DIRECTIONS:
From the listing below, extract each entry exactly as written, minus the images.

LISTED RECORDS:
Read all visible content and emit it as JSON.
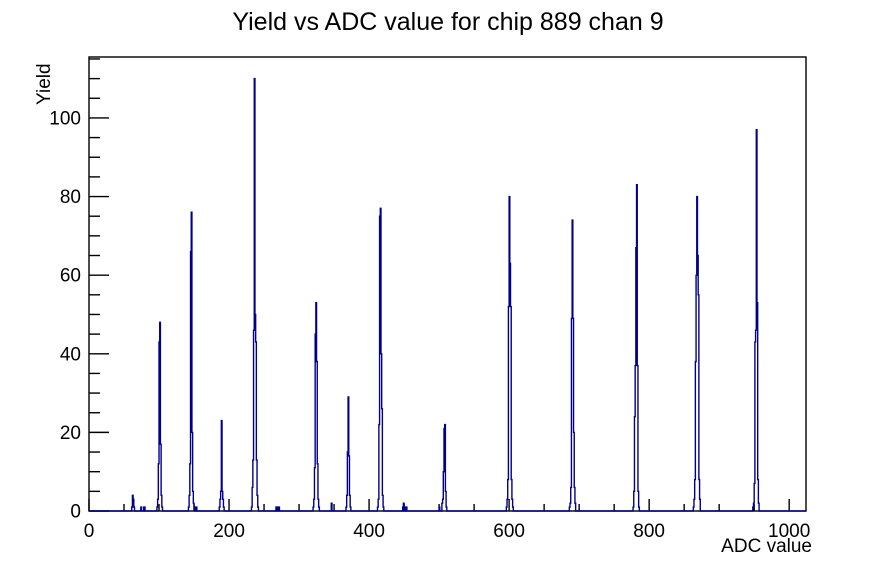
{
  "title": "Yield vs ADC value for chip 889 chan 9",
  "chart_data": {
    "type": "bar",
    "title": "Yield vs ADC value for chip 889 chan 9",
    "xlabel": "ADC value",
    "ylabel": "Yield",
    "xlim": [
      0,
      1024
    ],
    "ylim": [
      0,
      115.5
    ],
    "x_tick_values": [
      0,
      200,
      400,
      600,
      800,
      1000
    ],
    "x_tick_labels": [
      "0",
      "200",
      "400",
      "600",
      "800",
      "1000"
    ],
    "x_minor_step": 50,
    "y_tick_values": [
      0,
      20,
      40,
      60,
      80,
      100
    ],
    "y_tick_labels": [
      "0",
      "20",
      "40",
      "60",
      "80",
      "100"
    ],
    "y_minor_step": 5,
    "grid": false,
    "legend": false,
    "background_color": "#ffffff",
    "frame_color": "#000000",
    "line_color": "#00008b",
    "bin_width_adc": 1,
    "bins": [
      [
        61,
        1
      ],
      [
        62,
        4
      ],
      [
        63,
        3
      ],
      [
        64,
        1
      ],
      [
        74,
        1
      ],
      [
        78,
        1
      ],
      [
        79,
        1
      ],
      [
        97,
        1
      ],
      [
        98,
        3
      ],
      [
        99,
        12
      ],
      [
        100,
        43
      ],
      [
        101,
        48
      ],
      [
        102,
        17
      ],
      [
        103,
        4
      ],
      [
        104,
        1
      ],
      [
        142,
        1
      ],
      [
        143,
        4
      ],
      [
        144,
        12
      ],
      [
        145,
        66
      ],
      [
        146,
        76
      ],
      [
        147,
        20
      ],
      [
        148,
        5
      ],
      [
        149,
        2
      ],
      [
        150,
        1
      ],
      [
        153,
        1
      ],
      [
        186,
        1
      ],
      [
        187,
        3
      ],
      [
        188,
        5
      ],
      [
        189,
        23
      ],
      [
        190,
        5
      ],
      [
        191,
        3
      ],
      [
        192,
        1
      ],
      [
        232,
        1
      ],
      [
        233,
        6
      ],
      [
        234,
        13
      ],
      [
        235,
        46
      ],
      [
        236,
        110
      ],
      [
        237,
        50
      ],
      [
        238,
        43
      ],
      [
        239,
        13
      ],
      [
        240,
        4
      ],
      [
        241,
        1
      ],
      [
        267,
        1
      ],
      [
        268,
        1
      ],
      [
        270,
        1
      ],
      [
        271,
        1
      ],
      [
        320,
        1
      ],
      [
        321,
        3
      ],
      [
        322,
        11
      ],
      [
        323,
        45
      ],
      [
        324,
        53
      ],
      [
        325,
        38
      ],
      [
        326,
        12
      ],
      [
        327,
        3
      ],
      [
        328,
        1
      ],
      [
        346,
        2
      ],
      [
        367,
        1
      ],
      [
        368,
        4
      ],
      [
        369,
        15
      ],
      [
        370,
        29
      ],
      [
        371,
        14
      ],
      [
        372,
        4
      ],
      [
        373,
        1
      ],
      [
        412,
        1
      ],
      [
        413,
        3
      ],
      [
        414,
        22
      ],
      [
        415,
        75
      ],
      [
        416,
        77
      ],
      [
        417,
        40
      ],
      [
        418,
        26
      ],
      [
        419,
        4
      ],
      [
        420,
        1
      ],
      [
        448,
        1
      ],
      [
        449,
        2
      ],
      [
        452,
        1
      ],
      [
        453,
        1
      ],
      [
        500,
        1
      ],
      [
        504,
        2
      ],
      [
        505,
        3
      ],
      [
        506,
        10
      ],
      [
        507,
        21
      ],
      [
        508,
        22
      ],
      [
        509,
        5
      ],
      [
        510,
        1
      ],
      [
        596,
        1
      ],
      [
        597,
        3
      ],
      [
        598,
        8
      ],
      [
        599,
        52
      ],
      [
        600,
        80
      ],
      [
        601,
        63
      ],
      [
        602,
        52
      ],
      [
        603,
        8
      ],
      [
        604,
        3
      ],
      [
        605,
        1
      ],
      [
        686,
        1
      ],
      [
        687,
        2
      ],
      [
        688,
        6
      ],
      [
        689,
        49
      ],
      [
        690,
        74
      ],
      [
        691,
        49
      ],
      [
        692,
        20
      ],
      [
        693,
        6
      ],
      [
        694,
        2
      ],
      [
        777,
        1
      ],
      [
        778,
        5
      ],
      [
        779,
        24
      ],
      [
        780,
        37
      ],
      [
        781,
        67
      ],
      [
        782,
        83
      ],
      [
        783,
        37
      ],
      [
        784,
        5
      ],
      [
        785,
        1
      ],
      [
        863,
        1
      ],
      [
        864,
        3
      ],
      [
        865,
        8
      ],
      [
        866,
        38
      ],
      [
        867,
        60
      ],
      [
        868,
        80
      ],
      [
        869,
        65
      ],
      [
        870,
        55
      ],
      [
        871,
        8
      ],
      [
        872,
        3
      ],
      [
        948,
        1
      ],
      [
        949,
        2
      ],
      [
        950,
        7
      ],
      [
        951,
        43
      ],
      [
        952,
        46
      ],
      [
        953,
        97
      ],
      [
        954,
        53
      ],
      [
        955,
        8
      ],
      [
        956,
        2
      ]
    ],
    "peaks": [
      {
        "adc": 62,
        "yield": 4
      },
      {
        "adc": 101,
        "yield": 48
      },
      {
        "adc": 146,
        "yield": 76
      },
      {
        "adc": 189,
        "yield": 23
      },
      {
        "adc": 236,
        "yield": 110
      },
      {
        "adc": 324,
        "yield": 53
      },
      {
        "adc": 370,
        "yield": 29
      },
      {
        "adc": 416,
        "yield": 77
      },
      {
        "adc": 508,
        "yield": 22
      },
      {
        "adc": 600,
        "yield": 80
      },
      {
        "adc": 690,
        "yield": 74
      },
      {
        "adc": 782,
        "yield": 83
      },
      {
        "adc": 868,
        "yield": 80
      },
      {
        "adc": 953,
        "yield": 97
      }
    ]
  }
}
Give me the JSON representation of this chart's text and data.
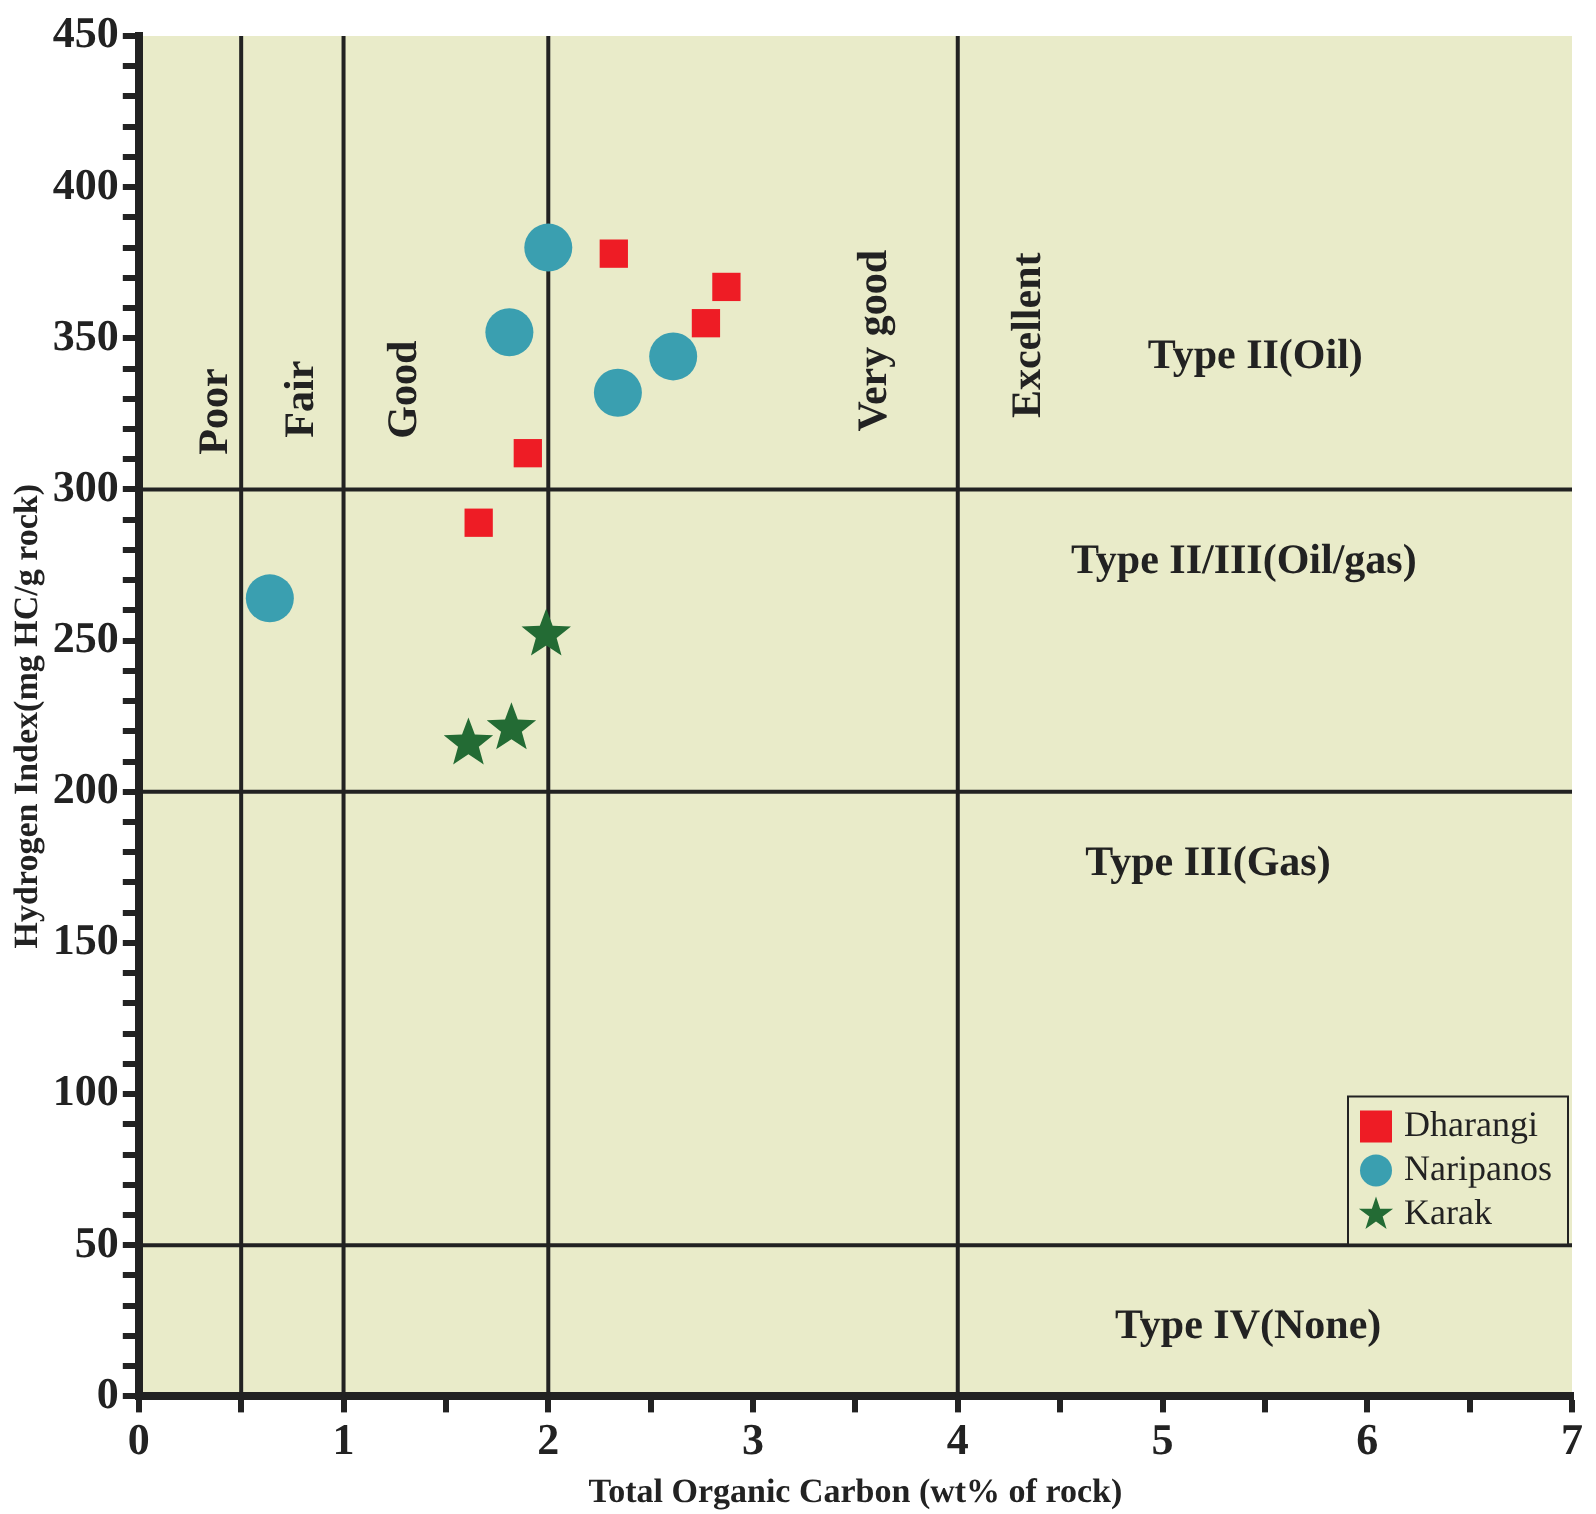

EXERCISE SOLUTION:
Read all visible content and emit it as JSON.
{
  "title": "Yield vs ADC value for chip 889 chan 9",
  "chart_data": {
    "type": "bar",
    "title": "Yield vs ADC value for chip 889 chan 9",
    "xlabel": "ADC value",
    "ylabel": "Yield",
    "xlim": [
      0,
      1024
    ],
    "ylim": [
      0,
      115.5
    ],
    "x_tick_values": [
      0,
      200,
      400,
      600,
      800,
      1000
    ],
    "x_tick_labels": [
      "0",
      "200",
      "400",
      "600",
      "800",
      "1000"
    ],
    "x_minor_step": 50,
    "y_tick_values": [
      0,
      20,
      40,
      60,
      80,
      100
    ],
    "y_tick_labels": [
      "0",
      "20",
      "40",
      "60",
      "80",
      "100"
    ],
    "y_minor_step": 5,
    "grid": false,
    "legend": false,
    "background_color": "#ffffff",
    "frame_color": "#000000",
    "line_color": "#00008b",
    "bin_width_adc": 1,
    "bins": [
      [
        61,
        1
      ],
      [
        62,
        4
      ],
      [
        63,
        3
      ],
      [
        64,
        1
      ],
      [
        74,
        1
      ],
      [
        78,
        1
      ],
      [
        79,
        1
      ],
      [
        97,
        1
      ],
      [
        98,
        3
      ],
      [
        99,
        12
      ],
      [
        100,
        43
      ],
      [
        101,
        48
      ],
      [
        102,
        17
      ],
      [
        103,
        4
      ],
      [
        104,
        1
      ],
      [
        142,
        1
      ],
      [
        143,
        4
      ],
      [
        144,
        12
      ],
      [
        145,
        66
      ],
      [
        146,
        76
      ],
      [
        147,
        20
      ],
      [
        148,
        5
      ],
      [
        149,
        2
      ],
      [
        150,
        1
      ],
      [
        153,
        1
      ],
      [
        186,
        1
      ],
      [
        187,
        3
      ],
      [
        188,
        5
      ],
      [
        189,
        23
      ],
      [
        190,
        5
      ],
      [
        191,
        3
      ],
      [
        192,
        1
      ],
      [
        232,
        1
      ],
      [
        233,
        6
      ],
      [
        234,
        13
      ],
      [
        235,
        46
      ],
      [
        236,
        110
      ],
      [
        237,
        50
      ],
      [
        238,
        43
      ],
      [
        239,
        13
      ],
      [
        240,
        4
      ],
      [
        241,
        1
      ],
      [
        267,
        1
      ],
      [
        268,
        1
      ],
      [
        270,
        1
      ],
      [
        271,
        1
      ],
      [
        320,
        1
      ],
      [
        321,
        3
      ],
      [
        322,
        11
      ],
      [
        323,
        45
      ],
      [
        324,
        53
      ],
      [
        325,
        38
      ],
      [
        326,
        12
      ],
      [
        327,
        3
      ],
      [
        328,
        1
      ],
      [
        346,
        2
      ],
      [
        367,
        1
      ],
      [
        368,
        4
      ],
      [
        369,
        15
      ],
      [
        370,
        29
      ],
      [
        371,
        14
      ],
      [
        372,
        4
      ],
      [
        373,
        1
      ],
      [
        412,
        1
      ],
      [
        413,
        3
      ],
      [
        414,
        22
      ],
      [
        415,
        75
      ],
      [
        416,
        77
      ],
      [
        417,
        40
      ],
      [
        418,
        26
      ],
      [
        419,
        4
      ],
      [
        420,
        1
      ],
      [
        448,
        1
      ],
      [
        449,
        2
      ],
      [
        452,
        1
      ],
      [
        453,
        1
      ],
      [
        500,
        1
      ],
      [
        504,
        2
      ],
      [
        505,
        3
      ],
      [
        506,
        10
      ],
      [
        507,
        21
      ],
      [
        508,
        22
      ],
      [
        509,
        5
      ],
      [
        510,
        1
      ],
      [
        596,
        1
      ],
      [
        597,
        3
      ],
      [
        598,
        8
      ],
      [
        599,
        52
      ],
      [
        600,
        80
      ],
      [
        601,
        63
      ],
      [
        602,
        52
      ],
      [
        603,
        8
      ],
      [
        604,
        3
      ],
      [
        605,
        1
      ],
      [
        686,
        1
      ],
      [
        687,
        2
      ],
      [
        688,
        6
      ],
      [
        689,
        49
      ],
      [
        690,
        74
      ],
      [
        691,
        49
      ],
      [
        692,
        20
      ],
      [
        693,
        6
      ],
      [
        694,
        2
      ],
      [
        777,
        1
      ],
      [
        778,
        5
      ],
      [
        779,
        24
      ],
      [
        780,
        37
      ],
      [
        781,
        67
      ],
      [
        782,
        83
      ],
      [
        783,
        37
      ],
      [
        784,
        5
      ],
      [
        785,
        1
      ],
      [
        863,
        1
      ],
      [
        864,
        3
      ],
      [
        865,
        8
      ],
      [
        866,
        38
      ],
      [
        867,
        60
      ],
      [
        868,
        80
      ],
      [
        869,
        65
      ],
      [
        870,
        55
      ],
      [
        871,
        8
      ],
      [
        872,
        3
      ],
      [
        948,
        1
      ],
      [
        949,
        2
      ],
      [
        950,
        7
      ],
      [
        951,
        43
      ],
      [
        952,
        46
      ],
      [
        953,
        97
      ],
      [
        954,
        53
      ],
      [
        955,
        8
      ],
      [
        956,
        2
      ]
    ],
    "peaks": [
      {
        "adc": 62,
        "yield": 4
      },
      {
        "adc": 101,
        "yield": 48
      },
      {
        "adc": 146,
        "yield": 76
      },
      {
        "adc": 189,
        "yield": 23
      },
      {
        "adc": 236,
        "yield": 110
      },
      {
        "adc": 324,
        "yield": 53
      },
      {
        "adc": 370,
        "yield": 29
      },
      {
        "adc": 416,
        "yield": 77
      },
      {
        "adc": 508,
        "yield": 22
      },
      {
        "adc": 600,
        "yield": 80
      },
      {
        "adc": 690,
        "yield": 74
      },
      {
        "adc": 782,
        "yield": 83
      },
      {
        "adc": 868,
        "yield": 80
      },
      {
        "adc": 953,
        "yield": 97
      }
    ]
  }
}
Give me the JSON representation of this chart's text and data.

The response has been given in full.